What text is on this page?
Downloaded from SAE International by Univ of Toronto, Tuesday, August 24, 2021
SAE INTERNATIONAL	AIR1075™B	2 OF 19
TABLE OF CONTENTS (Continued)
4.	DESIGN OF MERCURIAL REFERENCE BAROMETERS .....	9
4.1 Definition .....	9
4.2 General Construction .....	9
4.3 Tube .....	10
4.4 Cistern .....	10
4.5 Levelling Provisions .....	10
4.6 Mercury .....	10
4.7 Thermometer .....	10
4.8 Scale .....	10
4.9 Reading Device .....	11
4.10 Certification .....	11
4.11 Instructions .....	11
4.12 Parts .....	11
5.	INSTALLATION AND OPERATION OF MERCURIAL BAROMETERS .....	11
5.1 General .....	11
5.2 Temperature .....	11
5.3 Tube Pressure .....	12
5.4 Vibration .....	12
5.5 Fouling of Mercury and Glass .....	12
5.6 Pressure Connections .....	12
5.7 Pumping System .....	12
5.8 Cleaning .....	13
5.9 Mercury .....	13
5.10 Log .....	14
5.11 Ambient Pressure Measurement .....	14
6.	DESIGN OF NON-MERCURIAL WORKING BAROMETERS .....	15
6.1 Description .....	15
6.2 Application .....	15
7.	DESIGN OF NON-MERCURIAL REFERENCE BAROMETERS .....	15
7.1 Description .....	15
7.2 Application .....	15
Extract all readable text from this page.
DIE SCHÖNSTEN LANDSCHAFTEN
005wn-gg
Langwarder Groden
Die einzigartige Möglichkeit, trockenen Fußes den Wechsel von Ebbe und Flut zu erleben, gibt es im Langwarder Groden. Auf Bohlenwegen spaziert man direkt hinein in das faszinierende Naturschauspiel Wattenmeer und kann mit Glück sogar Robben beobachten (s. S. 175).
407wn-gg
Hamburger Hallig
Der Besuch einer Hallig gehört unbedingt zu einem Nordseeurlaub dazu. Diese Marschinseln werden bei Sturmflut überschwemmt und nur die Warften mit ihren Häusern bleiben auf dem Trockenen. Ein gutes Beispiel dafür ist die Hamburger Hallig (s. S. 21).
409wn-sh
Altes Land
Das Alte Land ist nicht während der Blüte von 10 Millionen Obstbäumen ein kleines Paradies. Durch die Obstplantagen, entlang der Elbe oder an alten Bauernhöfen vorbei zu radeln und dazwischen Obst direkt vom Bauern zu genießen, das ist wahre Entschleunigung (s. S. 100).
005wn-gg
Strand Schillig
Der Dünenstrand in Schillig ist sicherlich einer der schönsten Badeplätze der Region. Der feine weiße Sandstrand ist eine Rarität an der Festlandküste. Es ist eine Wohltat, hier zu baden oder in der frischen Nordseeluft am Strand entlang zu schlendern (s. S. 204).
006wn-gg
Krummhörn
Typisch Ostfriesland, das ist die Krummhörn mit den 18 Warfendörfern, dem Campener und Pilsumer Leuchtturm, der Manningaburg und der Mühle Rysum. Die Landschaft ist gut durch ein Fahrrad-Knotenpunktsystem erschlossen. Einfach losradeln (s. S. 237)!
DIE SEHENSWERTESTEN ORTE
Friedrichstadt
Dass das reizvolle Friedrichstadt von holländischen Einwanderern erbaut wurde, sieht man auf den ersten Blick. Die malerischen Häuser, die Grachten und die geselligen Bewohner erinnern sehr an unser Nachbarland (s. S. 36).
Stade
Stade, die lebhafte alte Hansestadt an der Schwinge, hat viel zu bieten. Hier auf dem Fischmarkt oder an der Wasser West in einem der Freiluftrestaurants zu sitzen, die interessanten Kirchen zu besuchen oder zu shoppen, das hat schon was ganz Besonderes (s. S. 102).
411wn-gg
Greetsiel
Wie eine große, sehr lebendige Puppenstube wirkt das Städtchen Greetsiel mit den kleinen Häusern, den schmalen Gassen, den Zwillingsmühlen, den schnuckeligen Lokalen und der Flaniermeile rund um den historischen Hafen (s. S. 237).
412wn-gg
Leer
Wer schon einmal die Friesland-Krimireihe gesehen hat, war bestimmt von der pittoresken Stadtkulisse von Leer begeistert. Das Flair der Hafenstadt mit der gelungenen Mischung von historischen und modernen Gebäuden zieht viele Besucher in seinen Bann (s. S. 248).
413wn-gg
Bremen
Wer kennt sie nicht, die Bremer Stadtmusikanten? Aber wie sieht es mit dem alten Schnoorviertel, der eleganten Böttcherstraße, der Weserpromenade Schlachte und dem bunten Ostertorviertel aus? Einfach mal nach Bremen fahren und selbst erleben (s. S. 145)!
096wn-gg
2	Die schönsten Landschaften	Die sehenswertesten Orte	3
---
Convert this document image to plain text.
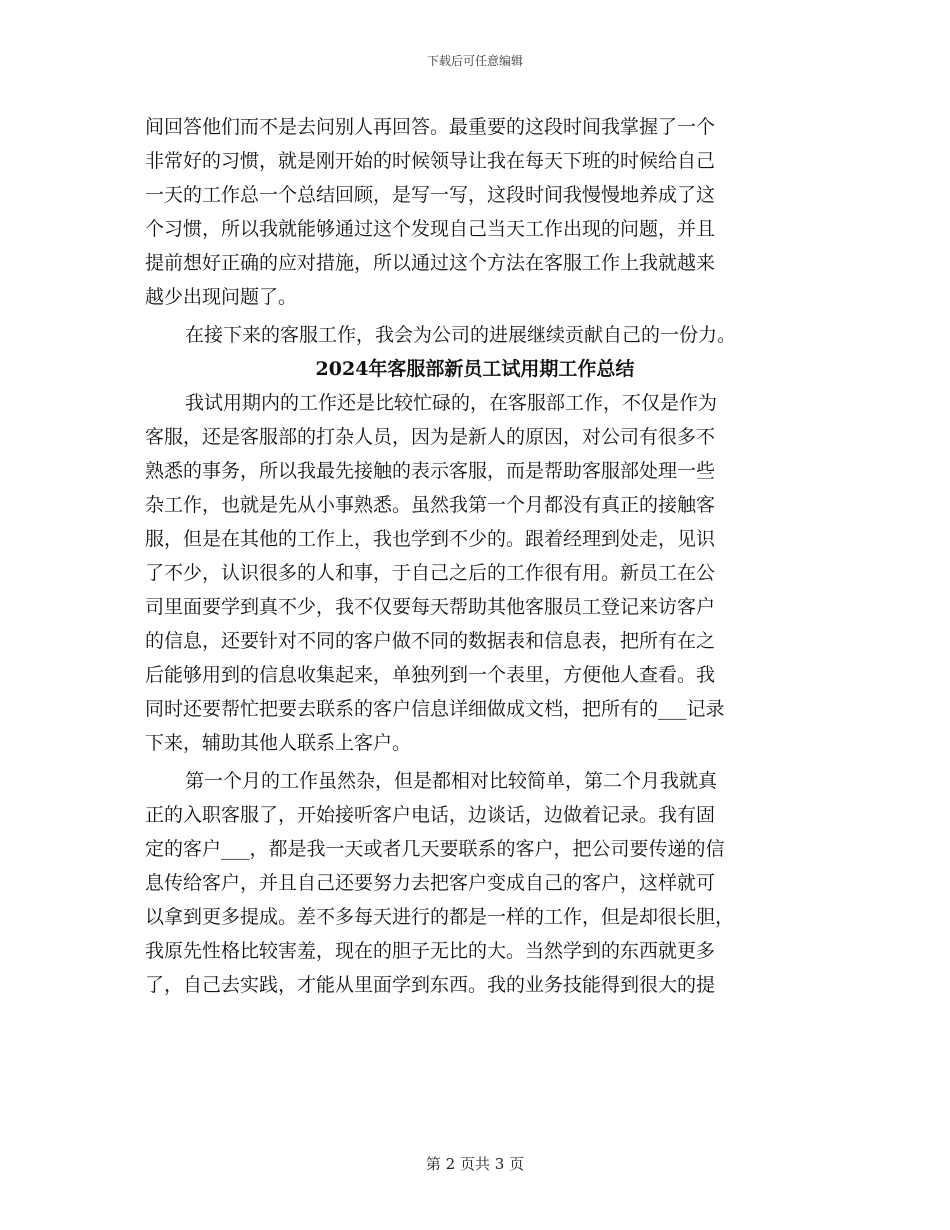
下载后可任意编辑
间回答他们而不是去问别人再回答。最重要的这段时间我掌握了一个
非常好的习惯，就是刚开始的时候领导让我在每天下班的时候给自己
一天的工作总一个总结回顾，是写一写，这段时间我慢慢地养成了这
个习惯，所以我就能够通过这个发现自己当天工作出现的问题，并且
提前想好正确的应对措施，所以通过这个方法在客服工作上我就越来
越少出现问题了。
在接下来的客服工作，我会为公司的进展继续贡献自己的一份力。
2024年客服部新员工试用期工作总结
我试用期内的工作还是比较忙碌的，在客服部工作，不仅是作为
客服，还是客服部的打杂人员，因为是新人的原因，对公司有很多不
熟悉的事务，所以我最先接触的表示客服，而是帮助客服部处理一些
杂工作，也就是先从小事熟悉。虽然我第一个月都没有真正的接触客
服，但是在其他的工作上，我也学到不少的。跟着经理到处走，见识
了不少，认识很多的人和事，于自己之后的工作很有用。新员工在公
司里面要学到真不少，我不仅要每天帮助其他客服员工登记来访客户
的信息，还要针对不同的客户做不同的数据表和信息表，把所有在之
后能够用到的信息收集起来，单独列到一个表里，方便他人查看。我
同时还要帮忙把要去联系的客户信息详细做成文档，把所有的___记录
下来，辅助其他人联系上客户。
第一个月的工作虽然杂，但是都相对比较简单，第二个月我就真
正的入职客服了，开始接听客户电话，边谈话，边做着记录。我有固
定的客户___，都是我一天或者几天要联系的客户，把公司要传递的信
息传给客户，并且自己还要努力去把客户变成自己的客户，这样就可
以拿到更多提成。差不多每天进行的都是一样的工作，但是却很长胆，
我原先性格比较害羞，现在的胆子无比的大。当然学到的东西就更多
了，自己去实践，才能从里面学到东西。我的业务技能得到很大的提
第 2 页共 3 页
...
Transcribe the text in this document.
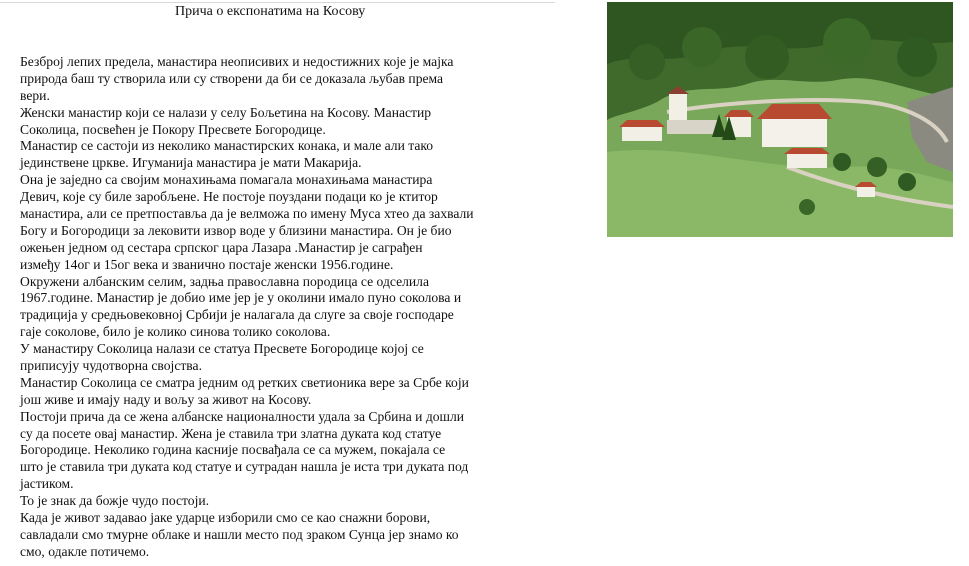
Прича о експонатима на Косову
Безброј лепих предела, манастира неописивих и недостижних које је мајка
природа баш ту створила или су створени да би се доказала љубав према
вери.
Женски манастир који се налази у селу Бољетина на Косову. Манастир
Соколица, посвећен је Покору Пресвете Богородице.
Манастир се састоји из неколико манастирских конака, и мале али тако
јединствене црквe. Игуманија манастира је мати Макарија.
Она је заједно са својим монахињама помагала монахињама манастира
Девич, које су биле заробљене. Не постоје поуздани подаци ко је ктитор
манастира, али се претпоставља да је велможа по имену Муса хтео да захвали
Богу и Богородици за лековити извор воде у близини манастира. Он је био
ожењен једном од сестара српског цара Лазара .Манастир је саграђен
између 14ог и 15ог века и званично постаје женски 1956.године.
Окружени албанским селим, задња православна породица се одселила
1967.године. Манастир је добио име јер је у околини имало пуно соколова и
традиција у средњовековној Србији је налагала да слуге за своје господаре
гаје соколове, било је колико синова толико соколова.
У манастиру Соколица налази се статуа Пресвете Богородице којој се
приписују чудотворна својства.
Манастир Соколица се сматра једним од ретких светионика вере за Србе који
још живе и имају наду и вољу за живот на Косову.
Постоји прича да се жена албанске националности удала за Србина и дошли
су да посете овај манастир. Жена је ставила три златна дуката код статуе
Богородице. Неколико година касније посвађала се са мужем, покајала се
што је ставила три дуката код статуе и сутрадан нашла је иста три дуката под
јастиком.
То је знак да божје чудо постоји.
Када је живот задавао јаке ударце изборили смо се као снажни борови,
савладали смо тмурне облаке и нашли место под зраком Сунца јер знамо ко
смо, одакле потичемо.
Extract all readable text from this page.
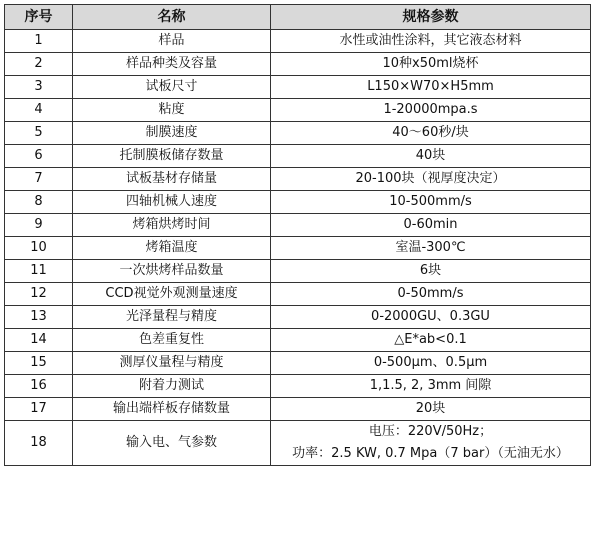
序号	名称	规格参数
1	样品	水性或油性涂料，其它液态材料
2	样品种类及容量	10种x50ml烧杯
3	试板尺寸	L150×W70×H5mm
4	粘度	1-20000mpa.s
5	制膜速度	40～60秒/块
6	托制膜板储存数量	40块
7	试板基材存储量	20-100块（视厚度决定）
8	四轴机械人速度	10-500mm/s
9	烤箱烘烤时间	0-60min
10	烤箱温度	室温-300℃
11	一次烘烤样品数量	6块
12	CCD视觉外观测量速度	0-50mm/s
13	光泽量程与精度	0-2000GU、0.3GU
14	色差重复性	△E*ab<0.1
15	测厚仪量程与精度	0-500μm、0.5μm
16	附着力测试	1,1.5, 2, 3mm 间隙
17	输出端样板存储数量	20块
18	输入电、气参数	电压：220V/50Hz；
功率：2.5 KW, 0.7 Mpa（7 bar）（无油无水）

### What is needed:
Each line that has the word "einer" should be copied.

### Task answer:
Der Besuch einer Hallig gehört unbedingt zu einem Nordseeurlaub dazu. Diese Marschinseln werden bei Sturmflut überschwemmt und nur die Warften mit ihren Häusern bleiben auf dem Trockenen. Ein gutes Beispiel dafür ist die Hamburger Hallig (s. S. 21).
Der Dünenstrand in Schillig ist sicherlich einer der schönsten Badeplätze der Region. Der feine weiße Sandstrand ist eine Rarität an der Festlandküste. Es ist eine Wohltat, hier zu baden oder in der frischen Nordseeluft am Strand entlang zu schlendern (s. S. 204).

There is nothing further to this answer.